▶ DATASET RECORDS

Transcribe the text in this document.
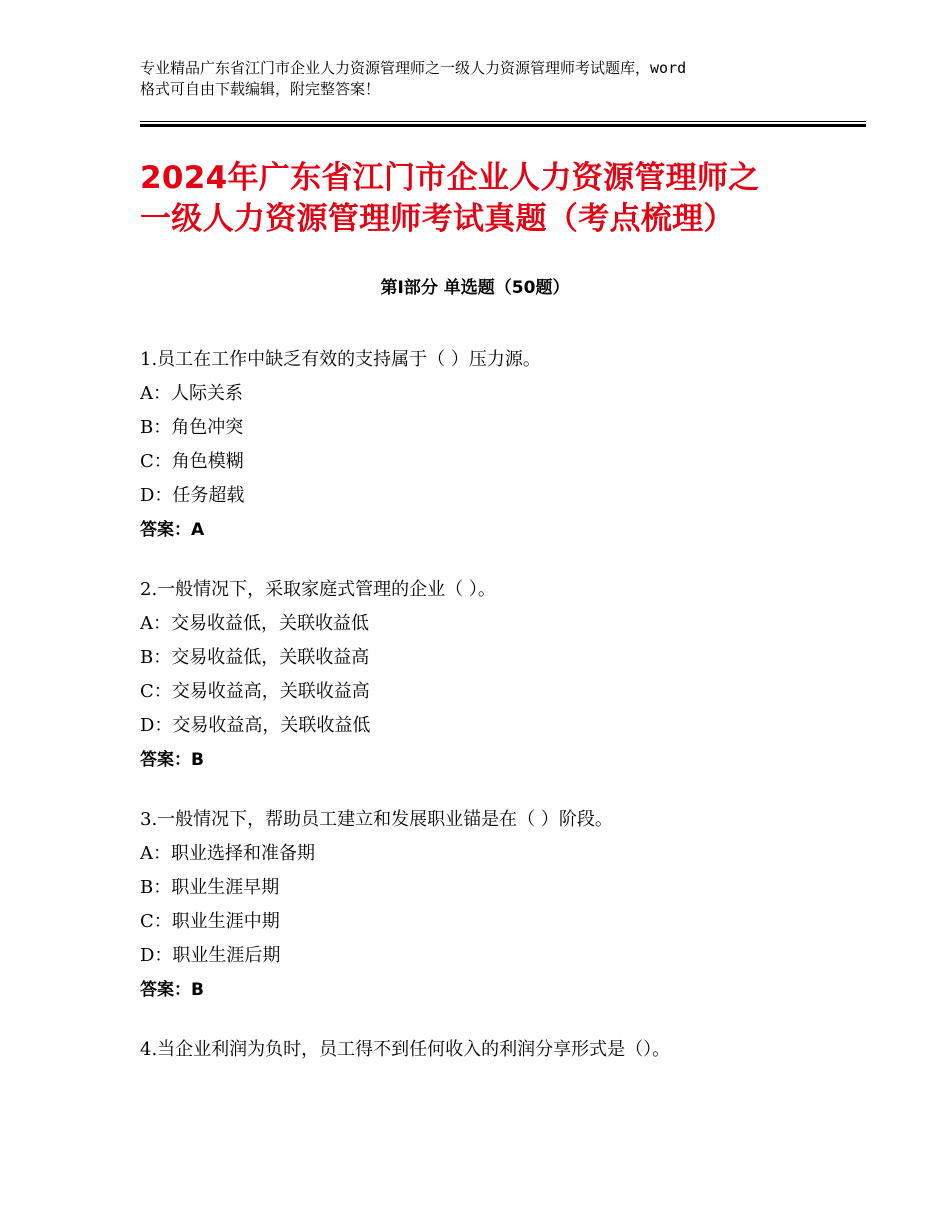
专业精品广东省江门市企业人力资源管理师之一级人力资源管理师考试题库，word
格式可自由下载编辑，附完整答案！
2024年广东省江门市企业人力资源管理师之
一级人力资源管理师考试真题（考点梳理）
第Ⅰ部分 单选题（50题）
1.员工在工作中缺乏有效的支持属于（ ）压力源。
A：人际关系
B：角色冲突
C：角色模糊
D：任务超载
答案：A
2.一般情况下，采取家庭式管理的企业（ ）。
A：交易收益低，关联收益低
B：交易收益低，关联收益高
C：交易收益高，关联收益高
D：交易收益高，关联收益低
答案：B
3.一般情况下，帮助员工建立和发展职业锚是在（ ）阶段。
A：职业选择和准备期
B：职业生涯早期
C：职业生涯中期
D：职业生涯后期
答案：B
4.当企业利润为负时，员工得不到任何收入的利润分享形式是（）。
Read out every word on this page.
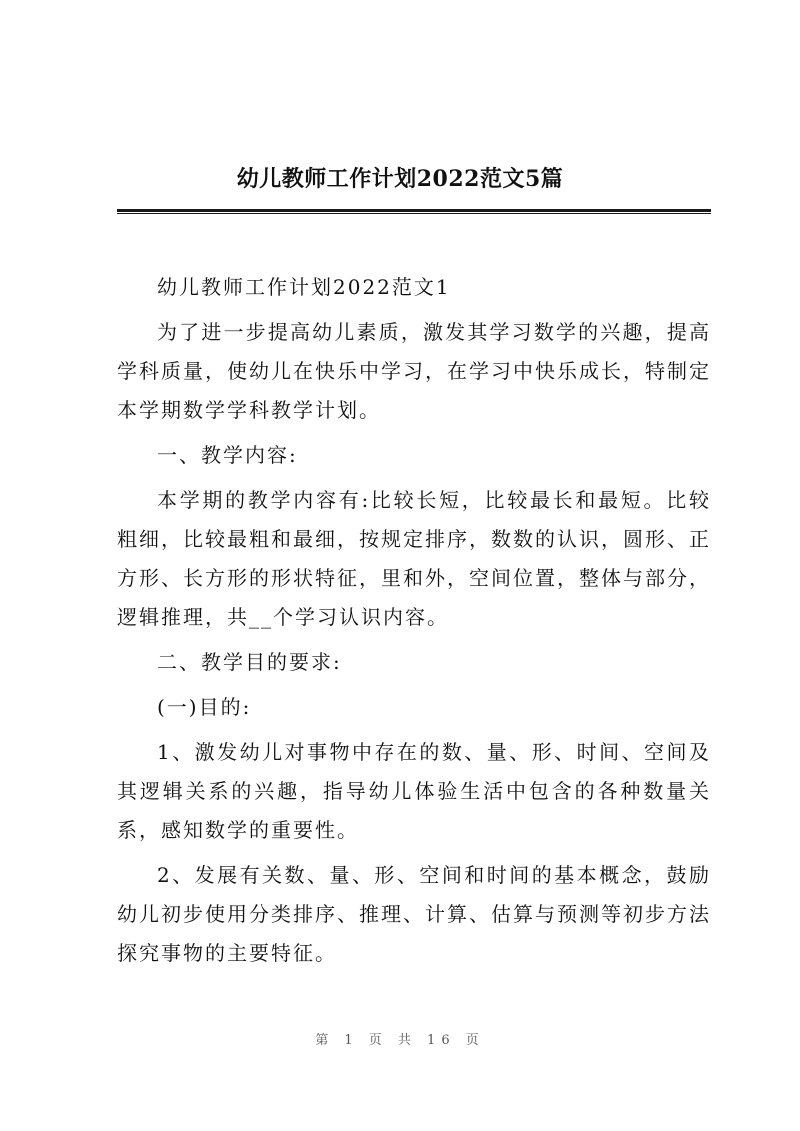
幼儿教师工作计划2022范文5篇

幼儿教师工作计划2022范文1

为了进一步提高幼儿素质，激发其学习数学的兴趣，提高学科质量，使幼儿在快乐中学习，在学习中快乐成长，特制定本学期数学学科教学计划。

一、教学内容:

本学期的教学内容有:比较长短，比较最长和最短。比较粗细，比较最粗和最细，按规定排序，数数的认识，圆形、正方形、长方形的形状特征，里和外，空间位置，整体与部分，逻辑推理，共__个学习认识内容。

二、教学目的要求:

(一)目的:

1、激发幼儿对事物中存在的数、量、形、时间、空间及其逻辑关系的兴趣，指导幼儿体验生活中包含的各种数量关系，感知数学的重要性。

2、发展有关数、量、形、空间和时间的基本概念，鼓励幼儿初步使用分类排序、推理、计算、估算与预测等初步方法探究事物的主要特征。

第 1 页 共 16 页
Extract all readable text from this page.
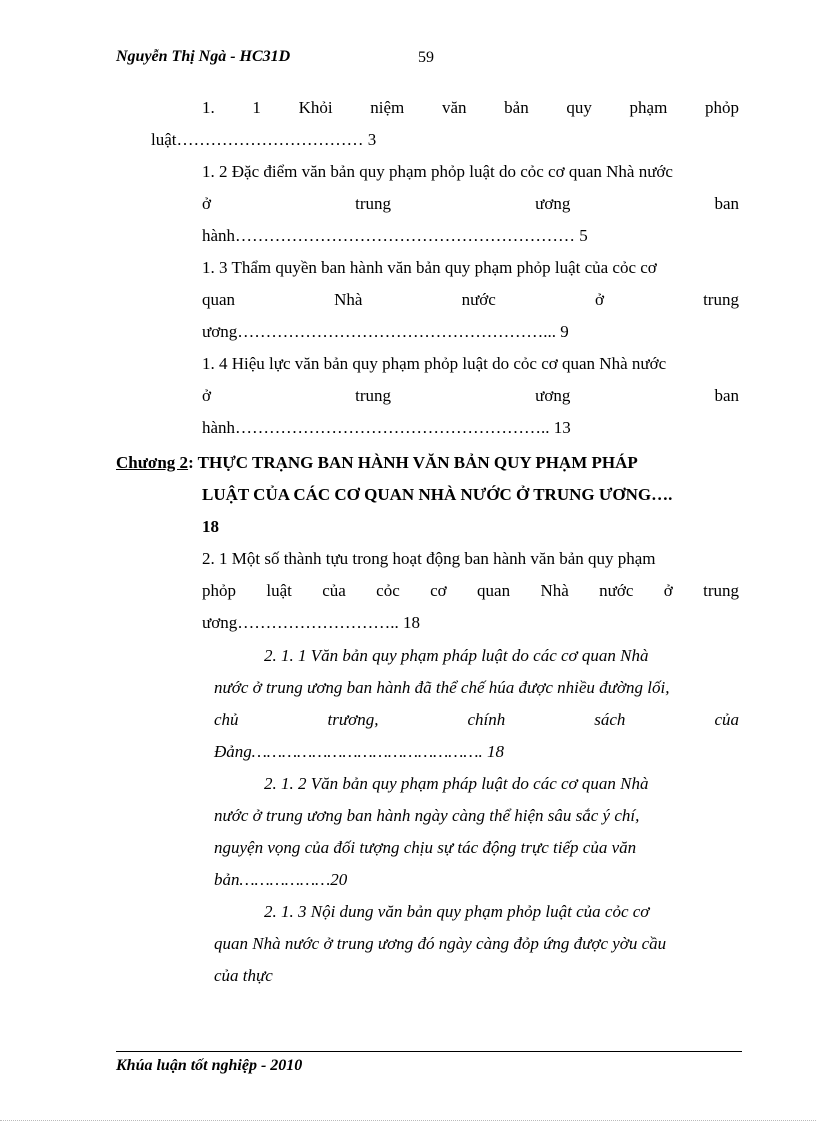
Nguyễn Thị Ngà - HC31D	59
1. 1 Khỏi niệm văn bản quy phạm phỏp
luật…………………………… 3
1. 2 Đặc điểm văn bản quy phạm phỏp luật do cỏc cơ quan Nhà nước
ở	trung	ương	ban
hành…………………………………………………… 5
1. 3 Thẩm quyền ban hành văn bản quy phạm phỏp luật của cỏc cơ
quan	Nhà	nước	ở	trung
ương………………………………………………... 9
1. 4 Hiệu lực văn bản quy phạm phỏp luật do cỏc cơ quan Nhà nước
ở	trung	ương	ban
hành……………………………………………….. 13
Chương 2: THỰC TRẠNG BAN HÀNH VĂN BẢN QUY PHẠM PHÁP
LUẬT CỦA CÁC CƠ QUAN NHÀ NƯỚC Ở TRUNG ƯƠNG….
18
2. 1 Một số thành tựu trong hoạt động ban hành văn bản quy phạm
phỏp luật của cỏc cơ quan Nhà nước ở trung
ương……………………….. 18
2. 1. 1 Văn bản quy phạm pháp luật do các cơ quan Nhà
nước ở trung ương ban hành đã thể chế húa được nhiều đường lối,
chủ	trương,	chính	sách	của
Đảng………………………………………. 18
2. 1. 2 Văn bản quy phạm pháp luật do các cơ quan Nhà
nước ở trung ương ban hành ngày càng thể hiện sâu sắc ý chí,
nguyện vọng của đối tượng chịu sự tác động trực tiếp của văn
bản………………20
2. 1. 3 Nội dung văn bản quy phạm phỏp luật của cỏc cơ
quan Nhà nước ở trung ương đó ngày càng đỏp ứng được yờu cầu
của thực
Khúa luận tốt nghiệp - 2010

▶ AIM
Pull out all lines from the entries above in which the word "page" appears.

▶ EXERCISE RESPONSE
Read out every word on this page.
Extract all readable text from this page.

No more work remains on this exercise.